GOAL: Emit the line that holds "Serialize everything readable" and all lines following it through the end of the data, verbatim, and nothing else.

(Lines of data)
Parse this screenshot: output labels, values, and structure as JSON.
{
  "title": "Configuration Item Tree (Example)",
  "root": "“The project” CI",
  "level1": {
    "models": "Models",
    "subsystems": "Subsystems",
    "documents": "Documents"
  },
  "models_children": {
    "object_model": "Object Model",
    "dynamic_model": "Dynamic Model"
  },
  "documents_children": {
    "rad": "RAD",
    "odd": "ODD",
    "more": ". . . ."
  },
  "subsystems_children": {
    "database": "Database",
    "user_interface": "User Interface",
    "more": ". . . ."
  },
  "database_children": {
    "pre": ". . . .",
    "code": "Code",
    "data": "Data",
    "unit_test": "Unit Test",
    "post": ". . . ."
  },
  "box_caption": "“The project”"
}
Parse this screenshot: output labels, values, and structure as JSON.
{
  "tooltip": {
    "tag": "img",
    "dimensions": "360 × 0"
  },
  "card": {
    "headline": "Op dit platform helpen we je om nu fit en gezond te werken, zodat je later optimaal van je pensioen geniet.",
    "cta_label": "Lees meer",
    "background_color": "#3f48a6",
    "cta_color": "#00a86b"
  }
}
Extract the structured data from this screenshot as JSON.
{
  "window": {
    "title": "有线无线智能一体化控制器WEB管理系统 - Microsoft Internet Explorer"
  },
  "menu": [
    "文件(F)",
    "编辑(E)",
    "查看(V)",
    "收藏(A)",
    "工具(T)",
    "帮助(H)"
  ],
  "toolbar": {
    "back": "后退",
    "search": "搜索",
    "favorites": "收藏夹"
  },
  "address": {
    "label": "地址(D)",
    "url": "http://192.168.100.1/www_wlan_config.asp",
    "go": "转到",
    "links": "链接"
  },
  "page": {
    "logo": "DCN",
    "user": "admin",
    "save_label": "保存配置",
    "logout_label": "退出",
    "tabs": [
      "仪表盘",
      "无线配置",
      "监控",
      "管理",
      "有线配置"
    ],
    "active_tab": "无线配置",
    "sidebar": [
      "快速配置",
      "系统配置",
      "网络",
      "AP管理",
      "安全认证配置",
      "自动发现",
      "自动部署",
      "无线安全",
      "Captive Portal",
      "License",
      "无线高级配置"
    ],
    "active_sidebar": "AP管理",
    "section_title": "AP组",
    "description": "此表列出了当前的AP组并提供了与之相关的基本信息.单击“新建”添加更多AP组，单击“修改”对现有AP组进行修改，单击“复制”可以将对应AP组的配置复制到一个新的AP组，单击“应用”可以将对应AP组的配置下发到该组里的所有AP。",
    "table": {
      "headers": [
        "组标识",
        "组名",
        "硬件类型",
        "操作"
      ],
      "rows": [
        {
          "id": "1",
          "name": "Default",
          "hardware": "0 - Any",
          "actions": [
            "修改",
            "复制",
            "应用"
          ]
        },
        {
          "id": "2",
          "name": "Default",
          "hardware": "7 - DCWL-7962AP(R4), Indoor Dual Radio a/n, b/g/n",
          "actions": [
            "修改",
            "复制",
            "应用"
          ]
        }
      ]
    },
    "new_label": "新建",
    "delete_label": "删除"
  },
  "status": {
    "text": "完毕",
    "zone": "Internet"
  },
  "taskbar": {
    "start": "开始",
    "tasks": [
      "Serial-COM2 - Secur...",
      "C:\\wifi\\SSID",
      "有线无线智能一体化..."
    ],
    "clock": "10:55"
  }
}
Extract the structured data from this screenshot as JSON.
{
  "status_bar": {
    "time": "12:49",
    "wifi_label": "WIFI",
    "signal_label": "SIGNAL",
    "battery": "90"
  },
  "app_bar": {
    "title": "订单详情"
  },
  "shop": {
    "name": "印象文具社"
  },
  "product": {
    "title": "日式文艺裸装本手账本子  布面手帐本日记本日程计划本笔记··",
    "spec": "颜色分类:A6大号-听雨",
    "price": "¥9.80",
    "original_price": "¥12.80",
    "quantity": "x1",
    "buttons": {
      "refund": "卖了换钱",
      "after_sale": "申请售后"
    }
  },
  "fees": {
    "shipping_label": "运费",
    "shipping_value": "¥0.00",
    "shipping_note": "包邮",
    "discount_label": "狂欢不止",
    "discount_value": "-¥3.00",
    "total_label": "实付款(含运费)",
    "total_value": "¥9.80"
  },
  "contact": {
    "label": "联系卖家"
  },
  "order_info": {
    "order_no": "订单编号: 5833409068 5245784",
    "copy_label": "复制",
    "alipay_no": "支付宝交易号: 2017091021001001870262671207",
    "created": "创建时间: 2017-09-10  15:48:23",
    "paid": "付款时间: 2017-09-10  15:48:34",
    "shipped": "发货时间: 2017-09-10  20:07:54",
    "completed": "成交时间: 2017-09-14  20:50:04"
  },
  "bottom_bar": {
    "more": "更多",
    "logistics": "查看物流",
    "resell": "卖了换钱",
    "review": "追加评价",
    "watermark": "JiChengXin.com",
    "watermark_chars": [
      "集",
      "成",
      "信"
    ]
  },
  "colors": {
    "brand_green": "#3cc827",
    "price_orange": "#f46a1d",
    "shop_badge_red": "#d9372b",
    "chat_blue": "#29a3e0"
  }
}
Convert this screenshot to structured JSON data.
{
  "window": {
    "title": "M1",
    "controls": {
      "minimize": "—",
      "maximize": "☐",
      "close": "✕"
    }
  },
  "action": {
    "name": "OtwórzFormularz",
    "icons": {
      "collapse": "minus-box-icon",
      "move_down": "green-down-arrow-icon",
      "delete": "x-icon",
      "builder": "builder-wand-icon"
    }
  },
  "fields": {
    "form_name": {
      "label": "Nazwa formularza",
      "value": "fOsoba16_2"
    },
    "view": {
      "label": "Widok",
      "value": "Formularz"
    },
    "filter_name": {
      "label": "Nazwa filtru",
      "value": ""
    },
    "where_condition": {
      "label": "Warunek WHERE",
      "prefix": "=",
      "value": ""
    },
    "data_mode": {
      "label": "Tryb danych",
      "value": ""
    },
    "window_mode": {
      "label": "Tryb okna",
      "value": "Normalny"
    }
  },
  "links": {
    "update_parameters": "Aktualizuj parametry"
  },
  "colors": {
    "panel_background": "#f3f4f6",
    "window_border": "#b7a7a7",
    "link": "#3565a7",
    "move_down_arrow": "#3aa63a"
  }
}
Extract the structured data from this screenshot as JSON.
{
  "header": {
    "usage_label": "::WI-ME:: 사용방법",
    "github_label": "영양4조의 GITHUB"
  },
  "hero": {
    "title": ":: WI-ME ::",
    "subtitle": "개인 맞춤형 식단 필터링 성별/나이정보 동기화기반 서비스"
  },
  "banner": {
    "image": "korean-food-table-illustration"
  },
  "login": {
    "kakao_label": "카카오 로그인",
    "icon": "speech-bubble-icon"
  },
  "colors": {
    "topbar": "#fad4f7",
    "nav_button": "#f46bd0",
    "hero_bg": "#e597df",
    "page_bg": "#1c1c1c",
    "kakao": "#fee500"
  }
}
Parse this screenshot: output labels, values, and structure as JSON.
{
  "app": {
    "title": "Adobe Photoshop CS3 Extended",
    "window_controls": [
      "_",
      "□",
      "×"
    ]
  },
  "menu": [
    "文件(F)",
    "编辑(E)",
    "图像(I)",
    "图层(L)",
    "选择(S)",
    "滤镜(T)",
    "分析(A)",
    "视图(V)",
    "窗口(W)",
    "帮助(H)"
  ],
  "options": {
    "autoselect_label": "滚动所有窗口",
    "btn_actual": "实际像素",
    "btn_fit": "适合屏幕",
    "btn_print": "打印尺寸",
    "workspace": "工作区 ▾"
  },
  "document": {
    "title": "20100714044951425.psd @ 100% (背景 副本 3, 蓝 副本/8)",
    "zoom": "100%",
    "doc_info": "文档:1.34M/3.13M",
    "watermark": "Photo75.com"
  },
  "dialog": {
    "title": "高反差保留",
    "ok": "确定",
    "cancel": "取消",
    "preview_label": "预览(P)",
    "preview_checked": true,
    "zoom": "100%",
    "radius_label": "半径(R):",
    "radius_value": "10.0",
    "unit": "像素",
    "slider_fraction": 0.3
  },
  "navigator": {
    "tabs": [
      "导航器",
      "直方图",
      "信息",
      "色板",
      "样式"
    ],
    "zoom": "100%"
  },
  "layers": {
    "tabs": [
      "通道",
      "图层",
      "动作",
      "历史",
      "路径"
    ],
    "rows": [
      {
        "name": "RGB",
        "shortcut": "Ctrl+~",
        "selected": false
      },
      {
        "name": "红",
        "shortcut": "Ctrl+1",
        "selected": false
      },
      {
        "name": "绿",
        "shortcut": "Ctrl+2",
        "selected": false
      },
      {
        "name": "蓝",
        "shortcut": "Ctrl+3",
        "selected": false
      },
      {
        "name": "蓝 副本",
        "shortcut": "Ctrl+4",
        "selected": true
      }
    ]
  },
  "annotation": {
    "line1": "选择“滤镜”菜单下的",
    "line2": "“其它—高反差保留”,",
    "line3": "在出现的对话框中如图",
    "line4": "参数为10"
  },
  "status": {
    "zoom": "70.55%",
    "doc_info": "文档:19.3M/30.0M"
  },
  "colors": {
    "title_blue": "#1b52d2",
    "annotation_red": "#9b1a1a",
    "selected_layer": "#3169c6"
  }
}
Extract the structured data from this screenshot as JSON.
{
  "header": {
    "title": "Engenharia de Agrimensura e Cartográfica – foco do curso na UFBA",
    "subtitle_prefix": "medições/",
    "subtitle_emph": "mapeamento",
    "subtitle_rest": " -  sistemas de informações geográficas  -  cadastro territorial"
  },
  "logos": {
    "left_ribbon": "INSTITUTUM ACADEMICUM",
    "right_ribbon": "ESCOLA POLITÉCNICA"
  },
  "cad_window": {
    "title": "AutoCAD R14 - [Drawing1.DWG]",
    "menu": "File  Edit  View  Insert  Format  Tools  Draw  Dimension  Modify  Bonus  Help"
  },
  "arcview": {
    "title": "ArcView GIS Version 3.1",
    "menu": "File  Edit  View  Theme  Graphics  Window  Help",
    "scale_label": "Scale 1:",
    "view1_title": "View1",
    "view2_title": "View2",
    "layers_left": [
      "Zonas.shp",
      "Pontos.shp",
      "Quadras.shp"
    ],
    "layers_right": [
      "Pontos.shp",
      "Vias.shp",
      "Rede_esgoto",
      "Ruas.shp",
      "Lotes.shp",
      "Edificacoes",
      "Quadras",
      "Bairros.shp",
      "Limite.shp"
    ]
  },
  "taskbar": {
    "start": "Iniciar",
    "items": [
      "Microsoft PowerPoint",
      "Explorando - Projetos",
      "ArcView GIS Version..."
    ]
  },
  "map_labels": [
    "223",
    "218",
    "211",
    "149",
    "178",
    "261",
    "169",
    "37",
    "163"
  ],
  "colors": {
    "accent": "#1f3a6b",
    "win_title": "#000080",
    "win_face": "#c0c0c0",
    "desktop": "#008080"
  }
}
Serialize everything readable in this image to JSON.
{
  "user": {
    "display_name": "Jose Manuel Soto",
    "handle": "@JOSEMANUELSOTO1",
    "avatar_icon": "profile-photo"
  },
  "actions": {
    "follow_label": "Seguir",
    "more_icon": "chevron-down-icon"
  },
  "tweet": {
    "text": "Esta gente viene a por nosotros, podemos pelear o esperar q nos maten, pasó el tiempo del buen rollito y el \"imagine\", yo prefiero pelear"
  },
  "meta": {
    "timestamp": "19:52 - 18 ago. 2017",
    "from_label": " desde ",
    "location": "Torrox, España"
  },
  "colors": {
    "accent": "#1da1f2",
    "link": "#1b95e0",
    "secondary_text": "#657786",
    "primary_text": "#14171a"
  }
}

SOLVED EXERCISE:
Serialize everything readable in this image to JSON.
{
  "user": {
    "display_name": "Jose Manuel Soto",
    "handle": "@JOSEMANUELSOTO1",
    "avatar_icon": "profile-photo"
  },
  "actions": {
    "follow_label": "Seguir",
    "more_icon": "chevron-down-icon"
  },
  "tweet": {
    "text": "Esta gente viene a por nosotros, podemos pelear o esperar q nos maten, pasó el tiempo del buen rollito y el \"imagine\", yo prefiero pelear"
  },
  "meta": {
    "timestamp": "19:52 - 18 ago. 2017",
    "from_label": " desde ",
    "location": "Torrox, España"
  },
  "colors": {
    "accent": "#1da1f2",
    "link": "#1b95e0",
    "secondary_text": "#657786",
    "primary_text": "#14171a"
  }
}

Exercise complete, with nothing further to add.